• What you will do: Set down the data below without change, skipping the pictures it holds.

Dataset items:

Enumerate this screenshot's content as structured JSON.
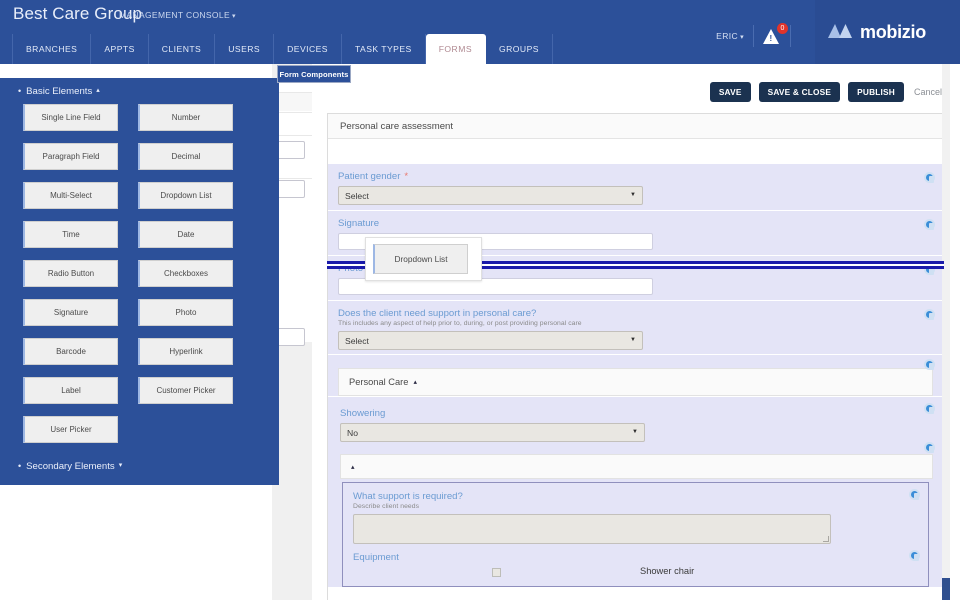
{
  "topbar": {
    "brand": "Best Care Group",
    "console_label": "MANAGEMENT CONSOLE",
    "caret": "▾",
    "user": "ERIC",
    "user_caret": "▾",
    "alert_count": "0",
    "alert_glyph": "!",
    "logo_text": "mobizio",
    "accent_blue": "#2c5099",
    "nav": [
      {
        "label": "BRANCHES",
        "active": false
      },
      {
        "label": "APPTS",
        "active": false
      },
      {
        "label": "CLIENTS",
        "active": false
      },
      {
        "label": "USERS",
        "active": false
      },
      {
        "label": "DEVICES",
        "active": false
      },
      {
        "label": "TASK TYPES",
        "active": false
      },
      {
        "label": "FORMS",
        "active": true
      },
      {
        "label": "GROUPS",
        "active": false
      }
    ]
  },
  "components_panel": {
    "tab_label": "Form Components",
    "basic_section": {
      "label": "Basic Elements",
      "bullet": "•",
      "caret": "▴"
    },
    "secondary_section": {
      "label": "Secondary Elements",
      "bullet": "•",
      "caret": "▾"
    },
    "elements": [
      {
        "label": "Single Line Field"
      },
      {
        "label": "Number"
      },
      {
        "label": "Paragraph Field"
      },
      {
        "label": "Decimal"
      },
      {
        "label": "Multi-Select"
      },
      {
        "label": "Dropdown List"
      },
      {
        "label": "Time"
      },
      {
        "label": "Date"
      },
      {
        "label": "Radio Button"
      },
      {
        "label": "Checkboxes"
      },
      {
        "label": "Signature"
      },
      {
        "label": "Photo"
      },
      {
        "label": "Barcode"
      },
      {
        "label": "Hyperlink"
      },
      {
        "label": "Label"
      },
      {
        "label": "Customer Picker"
      },
      {
        "label": "User Picker"
      }
    ]
  },
  "drag": {
    "dragged_label": "Dropdown List"
  },
  "toolbar": {
    "save": "SAVE",
    "save_close": "SAVE & CLOSE",
    "publish": "PUBLISH",
    "cancel": "Cancel"
  },
  "form": {
    "title": "Personal care assessment",
    "fields": {
      "patient_gender": {
        "label": "Patient gender",
        "required_mark": "*",
        "value": "Select",
        "arrow": "▼"
      },
      "signature": {
        "label": "Signature"
      },
      "photo": {
        "label": "Photo"
      },
      "support_question": {
        "label": "Does the client need support in personal care?",
        "sub": "This includes any aspect of help prior to, during, or post providing personal care",
        "value": "Select",
        "arrow": "▼"
      },
      "personal_care_section": {
        "label": "Personal Care",
        "caret": "▴"
      },
      "showering": {
        "label": "Showering",
        "value": "No",
        "arrow": "▼"
      },
      "empty_section": {
        "caret": "▴"
      },
      "what_support": {
        "label": "What support is required?",
        "sub": "Describe client needs",
        "value": ""
      },
      "equipment": {
        "label": "Equipment",
        "options": [
          {
            "label": "Shower chair",
            "checked": false
          }
        ]
      }
    }
  }
}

• Reply:
Enumerate this screenshot's content as structured JSON.
{
  "topbar": {
    "brand": "Best Care Group",
    "console_label": "MANAGEMENT CONSOLE",
    "caret": "▾",
    "user": "ERIC",
    "user_caret": "▾",
    "alert_count": "0",
    "alert_glyph": "!",
    "logo_text": "mobizio",
    "accent_blue": "#2c5099",
    "nav": [
      {
        "label": "BRANCHES",
        "active": false
      },
      {
        "label": "APPTS",
        "active": false
      },
      {
        "label": "CLIENTS",
        "active": false
      },
      {
        "label": "USERS",
        "active": false
      },
      {
        "label": "DEVICES",
        "active": false
      },
      {
        "label": "TASK TYPES",
        "active": false
      },
      {
        "label": "FORMS",
        "active": true
      },
      {
        "label": "GROUPS",
        "active": false
      }
    ]
  },
  "components_panel": {
    "tab_label": "Form Components",
    "basic_section": {
      "label": "Basic Elements",
      "bullet": "•",
      "caret": "▴"
    },
    "secondary_section": {
      "label": "Secondary Elements",
      "bullet": "•",
      "caret": "▾"
    },
    "elements": [
      {
        "label": "Single Line Field"
      },
      {
        "label": "Number"
      },
      {
        "label": "Paragraph Field"
      },
      {
        "label": "Decimal"
      },
      {
        "label": "Multi-Select"
      },
      {
        "label": "Dropdown List"
      },
      {
        "label": "Time"
      },
      {
        "label": "Date"
      },
      {
        "label": "Radio Button"
      },
      {
        "label": "Checkboxes"
      },
      {
        "label": "Signature"
      },
      {
        "label": "Photo"
      },
      {
        "label": "Barcode"
      },
      {
        "label": "Hyperlink"
      },
      {
        "label": "Label"
      },
      {
        "label": "Customer Picker"
      },
      {
        "label": "User Picker"
      }
    ]
  },
  "drag": {
    "dragged_label": "Dropdown List"
  },
  "toolbar": {
    "save": "SAVE",
    "save_close": "SAVE & CLOSE",
    "publish": "PUBLISH",
    "cancel": "Cancel"
  },
  "form": {
    "title": "Personal care assessment",
    "fields": {
      "patient_gender": {
        "label": "Patient gender",
        "required_mark": "*",
        "value": "Select",
        "arrow": "▼"
      },
      "signature": {
        "label": "Signature"
      },
      "photo": {
        "label": "Photo"
      },
      "support_question": {
        "label": "Does the client need support in personal care?",
        "sub": "This includes any aspect of help prior to, during, or post providing personal care",
        "value": "Select",
        "arrow": "▼"
      },
      "personal_care_section": {
        "label": "Personal Care",
        "caret": "▴"
      },
      "showering": {
        "label": "Showering",
        "value": "No",
        "arrow": "▼"
      },
      "empty_section": {
        "caret": "▴"
      },
      "what_support": {
        "label": "What support is required?",
        "sub": "Describe client needs",
        "value": ""
      },
      "equipment": {
        "label": "Equipment",
        "options": [
          {
            "label": "Shower chair",
            "checked": false
          }
        ]
      }
    }
  }
}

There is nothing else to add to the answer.